Make an exact copy of all the entries, but do not reproduce the pictures.

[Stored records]
## start
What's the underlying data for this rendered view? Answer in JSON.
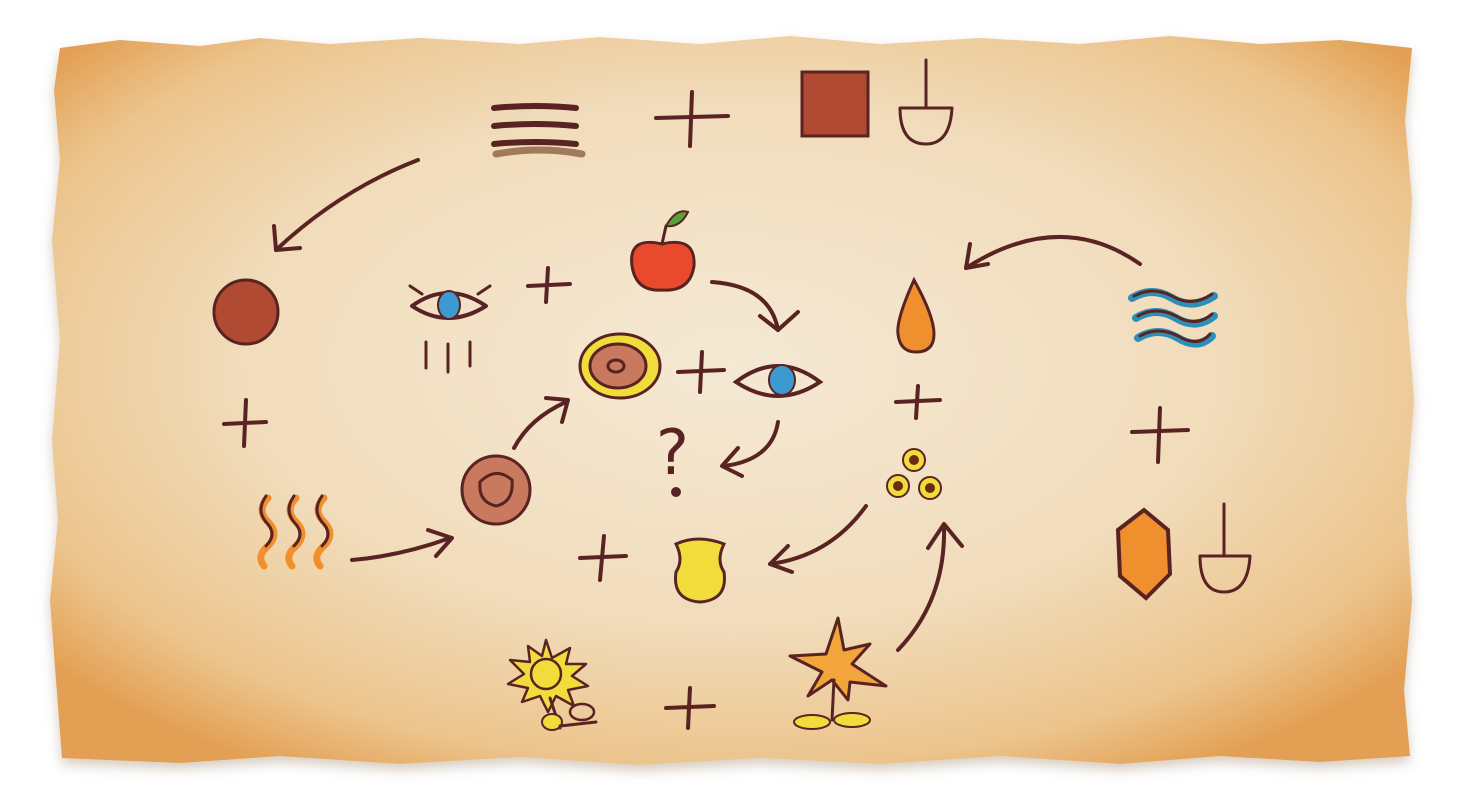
{
  "puzzle": {
    "question_mark": "?",
    "colors": {
      "ink": "#5a2323",
      "parchment_light": "#f4e6cf",
      "parchment_edge": "#e7a657",
      "rust": "#b04a32",
      "clay": "#c97a5e",
      "apple_red": "#e94a2d",
      "leaf_green": "#59a336",
      "eye_blue": "#3d9ad1",
      "flame_orange": "#ef8f2e",
      "yellow": "#f0dc3a",
      "water_blue": "#2b8fb8",
      "seed_brown": "#6b2a12"
    },
    "icons": [
      "striped-stone-icon",
      "plus-icon",
      "square-block-icon",
      "spade-icon",
      "arrow-icon",
      "red-circle-icon",
      "eye-crying-icon",
      "apple-icon",
      "drop-icon",
      "water-waves-icon",
      "donut-icon",
      "eye-icon",
      "heat-waves-icon",
      "clay-pot-icon",
      "seeds-icon",
      "cup-icon",
      "sun-flower-icon",
      "star-flower-icon",
      "hexagon-icon"
    ]
  }
}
## end
▶ _Task result_
What's the underlying data for this rendered view? Answer in JSON.
{
  "puzzle": {
    "question_mark": "?",
    "colors": {
      "ink": "#5a2323",
      "parchment_light": "#f4e6cf",
      "parchment_edge": "#e7a657",
      "rust": "#b04a32",
      "clay": "#c97a5e",
      "apple_red": "#e94a2d",
      "leaf_green": "#59a336",
      "eye_blue": "#3d9ad1",
      "flame_orange": "#ef8f2e",
      "yellow": "#f0dc3a",
      "water_blue": "#2b8fb8",
      "seed_brown": "#6b2a12"
    },
    "icons": [
      "striped-stone-icon",
      "plus-icon",
      "square-block-icon",
      "spade-icon",
      "arrow-icon",
      "red-circle-icon",
      "eye-crying-icon",
      "apple-icon",
      "drop-icon",
      "water-waves-icon",
      "donut-icon",
      "eye-icon",
      "heat-waves-icon",
      "clay-pot-icon",
      "seeds-icon",
      "cup-icon",
      "sun-flower-icon",
      "star-flower-icon",
      "hexagon-icon"
    ]
  }
}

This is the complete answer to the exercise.